_Consignes de l'exercice_: Selon le texte sur les colons du Texas, à quelle date les Mexicains interdisent-ils toute immigration ultérieure sur ce territoire ?

_Bloc de texte_:
Convoi de colons arrivant au Texas dans les années 1830. La principale arme des colons : le chariot bâché ! Grâce à lui, ils arrivent par familles entières pour s’installer au Texas et finissent par y représenter plus de 80% de la population.
(http://alfa-img.com/show/american-settlers-in-texas.html)




Réaction mexicaine


Les Mexicains prennent alors des mesures énergiques pour tarir le flot des immigrants et contrôler ceux déjà installés : Ils rétablissent les impôts et les droits de douane dont les Texians étaient jusque-là exemptés, puis, en avril 1830, interdisent finalement toute immigration ultérieure sur le territoire du Texas. Pour faire respecter cette décision, ils augmentent leur présence militaire sur place, qui atteint environ 1300 hommes vers 18325. Les Anglos n’acceptent pas ce qu’ils considèrent comme une armée d’occupation, et le comportement parfois brutal et arbitraire des soldats mexicains entraîne des échauffourées avec la population. Des colons sont mis en prison, déclenchant des soulèvements pour demander leur libération. Début 1832, ces derniers n’hésitent pas à prendre localement les armes contre les levées d’impôts et les premiers coups de feu éclatent, entraînant les premiers morts.

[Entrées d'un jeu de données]
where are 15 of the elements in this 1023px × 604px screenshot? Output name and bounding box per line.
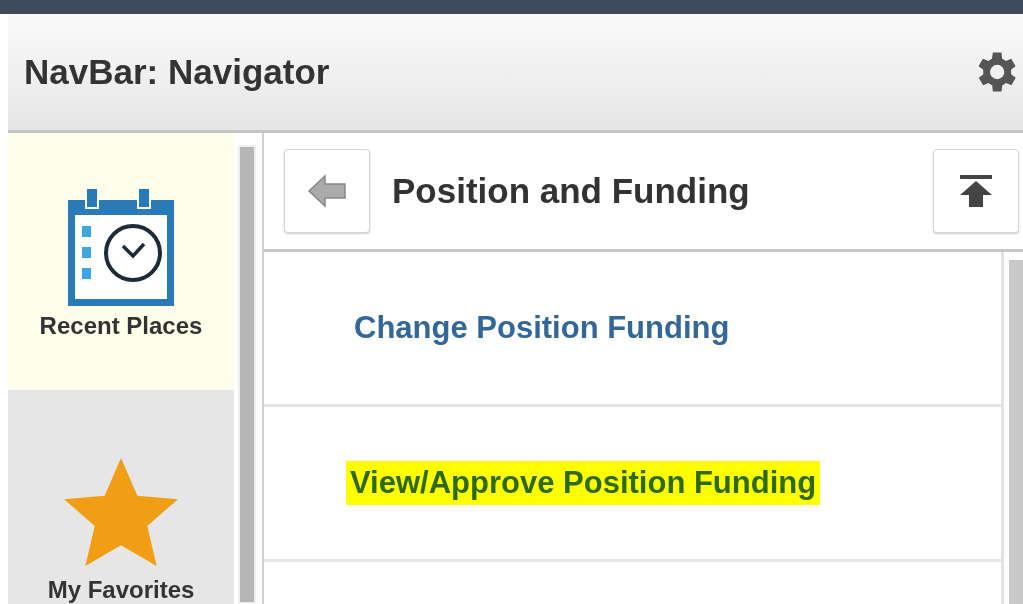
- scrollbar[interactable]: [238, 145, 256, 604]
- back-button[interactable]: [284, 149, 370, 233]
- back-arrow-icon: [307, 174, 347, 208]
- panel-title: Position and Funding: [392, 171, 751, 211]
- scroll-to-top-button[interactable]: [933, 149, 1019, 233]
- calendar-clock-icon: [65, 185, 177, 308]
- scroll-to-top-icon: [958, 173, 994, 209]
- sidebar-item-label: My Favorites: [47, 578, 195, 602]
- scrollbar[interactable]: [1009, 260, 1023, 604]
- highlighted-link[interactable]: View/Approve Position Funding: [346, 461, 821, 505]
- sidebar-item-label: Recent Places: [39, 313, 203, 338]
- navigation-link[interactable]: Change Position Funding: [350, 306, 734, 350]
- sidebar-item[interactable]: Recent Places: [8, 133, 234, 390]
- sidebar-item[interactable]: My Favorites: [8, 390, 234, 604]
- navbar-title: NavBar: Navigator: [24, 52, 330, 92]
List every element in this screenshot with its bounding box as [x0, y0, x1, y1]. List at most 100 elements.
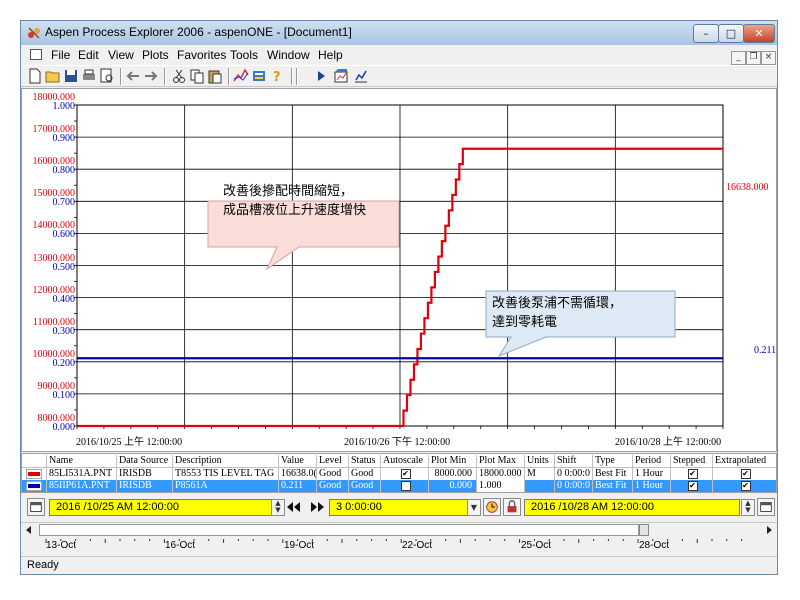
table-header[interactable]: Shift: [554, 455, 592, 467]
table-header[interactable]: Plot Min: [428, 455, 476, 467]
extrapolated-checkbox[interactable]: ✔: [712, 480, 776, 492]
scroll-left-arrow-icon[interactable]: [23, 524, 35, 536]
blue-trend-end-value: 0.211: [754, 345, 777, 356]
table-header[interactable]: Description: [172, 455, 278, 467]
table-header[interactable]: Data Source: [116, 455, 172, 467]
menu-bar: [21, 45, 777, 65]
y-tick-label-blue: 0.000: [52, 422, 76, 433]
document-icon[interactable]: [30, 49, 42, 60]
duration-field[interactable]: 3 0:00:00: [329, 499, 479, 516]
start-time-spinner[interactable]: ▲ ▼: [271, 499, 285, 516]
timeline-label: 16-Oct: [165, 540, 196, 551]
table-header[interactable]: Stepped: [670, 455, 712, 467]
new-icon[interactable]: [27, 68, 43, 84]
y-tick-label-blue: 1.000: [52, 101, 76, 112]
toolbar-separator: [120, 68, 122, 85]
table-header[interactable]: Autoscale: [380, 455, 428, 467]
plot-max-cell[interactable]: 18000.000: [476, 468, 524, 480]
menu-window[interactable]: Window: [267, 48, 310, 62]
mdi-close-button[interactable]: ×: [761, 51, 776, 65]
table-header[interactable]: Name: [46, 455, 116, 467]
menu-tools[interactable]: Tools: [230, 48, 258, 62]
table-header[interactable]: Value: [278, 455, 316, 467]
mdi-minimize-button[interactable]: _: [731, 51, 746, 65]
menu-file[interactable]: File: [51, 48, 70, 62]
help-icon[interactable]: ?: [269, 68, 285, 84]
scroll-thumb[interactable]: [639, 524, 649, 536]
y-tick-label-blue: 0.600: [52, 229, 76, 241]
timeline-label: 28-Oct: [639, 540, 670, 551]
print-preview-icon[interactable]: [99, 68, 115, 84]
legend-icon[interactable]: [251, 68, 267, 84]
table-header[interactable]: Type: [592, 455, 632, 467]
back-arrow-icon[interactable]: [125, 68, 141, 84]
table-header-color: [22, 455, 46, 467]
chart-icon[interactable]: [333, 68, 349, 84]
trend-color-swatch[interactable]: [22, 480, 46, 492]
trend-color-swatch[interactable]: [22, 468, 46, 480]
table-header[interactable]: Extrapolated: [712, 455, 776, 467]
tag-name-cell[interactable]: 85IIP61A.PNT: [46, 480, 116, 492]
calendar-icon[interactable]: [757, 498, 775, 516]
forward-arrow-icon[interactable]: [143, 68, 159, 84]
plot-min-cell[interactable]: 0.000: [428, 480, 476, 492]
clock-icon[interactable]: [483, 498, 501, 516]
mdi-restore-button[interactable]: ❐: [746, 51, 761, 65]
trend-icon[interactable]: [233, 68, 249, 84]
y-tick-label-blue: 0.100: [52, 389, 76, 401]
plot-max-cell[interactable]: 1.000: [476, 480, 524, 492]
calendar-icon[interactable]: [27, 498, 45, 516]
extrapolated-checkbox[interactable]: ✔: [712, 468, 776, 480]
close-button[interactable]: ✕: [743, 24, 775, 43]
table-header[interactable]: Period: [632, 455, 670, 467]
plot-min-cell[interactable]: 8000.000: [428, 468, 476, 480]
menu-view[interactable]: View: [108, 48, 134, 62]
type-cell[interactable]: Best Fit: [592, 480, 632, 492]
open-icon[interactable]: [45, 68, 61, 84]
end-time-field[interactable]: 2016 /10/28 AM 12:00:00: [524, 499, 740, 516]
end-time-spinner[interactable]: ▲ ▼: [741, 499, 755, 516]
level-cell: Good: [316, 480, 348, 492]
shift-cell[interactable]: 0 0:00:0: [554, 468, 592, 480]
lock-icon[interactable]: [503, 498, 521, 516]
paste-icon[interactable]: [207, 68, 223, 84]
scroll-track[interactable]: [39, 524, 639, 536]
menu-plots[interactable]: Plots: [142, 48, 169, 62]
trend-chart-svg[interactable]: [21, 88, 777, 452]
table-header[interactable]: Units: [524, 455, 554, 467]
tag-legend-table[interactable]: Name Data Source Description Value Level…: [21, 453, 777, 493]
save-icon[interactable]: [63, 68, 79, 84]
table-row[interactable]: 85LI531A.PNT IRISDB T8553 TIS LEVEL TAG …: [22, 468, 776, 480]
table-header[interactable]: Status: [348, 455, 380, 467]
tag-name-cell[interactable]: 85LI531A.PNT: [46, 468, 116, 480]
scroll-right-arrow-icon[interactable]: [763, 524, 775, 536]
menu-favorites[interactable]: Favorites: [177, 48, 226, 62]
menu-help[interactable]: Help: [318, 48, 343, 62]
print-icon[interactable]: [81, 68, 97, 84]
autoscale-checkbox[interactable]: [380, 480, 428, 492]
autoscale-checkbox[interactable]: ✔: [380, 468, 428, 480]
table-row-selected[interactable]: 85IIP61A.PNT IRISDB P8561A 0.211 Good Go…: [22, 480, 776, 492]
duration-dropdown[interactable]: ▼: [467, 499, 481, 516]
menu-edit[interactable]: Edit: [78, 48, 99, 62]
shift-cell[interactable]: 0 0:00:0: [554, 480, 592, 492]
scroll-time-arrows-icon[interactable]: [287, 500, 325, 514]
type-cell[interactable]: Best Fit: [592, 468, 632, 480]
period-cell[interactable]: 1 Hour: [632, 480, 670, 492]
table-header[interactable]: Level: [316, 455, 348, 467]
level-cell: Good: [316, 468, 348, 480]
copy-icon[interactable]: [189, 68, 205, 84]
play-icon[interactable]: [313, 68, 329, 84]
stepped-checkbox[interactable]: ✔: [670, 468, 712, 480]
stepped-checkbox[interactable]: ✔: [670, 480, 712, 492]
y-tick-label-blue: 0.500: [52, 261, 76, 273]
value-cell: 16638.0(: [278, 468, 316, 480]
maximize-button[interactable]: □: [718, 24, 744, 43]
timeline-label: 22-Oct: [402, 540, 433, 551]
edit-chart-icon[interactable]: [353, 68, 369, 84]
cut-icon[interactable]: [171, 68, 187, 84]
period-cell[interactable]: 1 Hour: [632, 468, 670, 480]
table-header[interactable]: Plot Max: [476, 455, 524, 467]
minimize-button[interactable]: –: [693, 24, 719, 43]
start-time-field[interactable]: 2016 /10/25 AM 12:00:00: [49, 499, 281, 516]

_Réponse ci-dessous_: En avril 1830.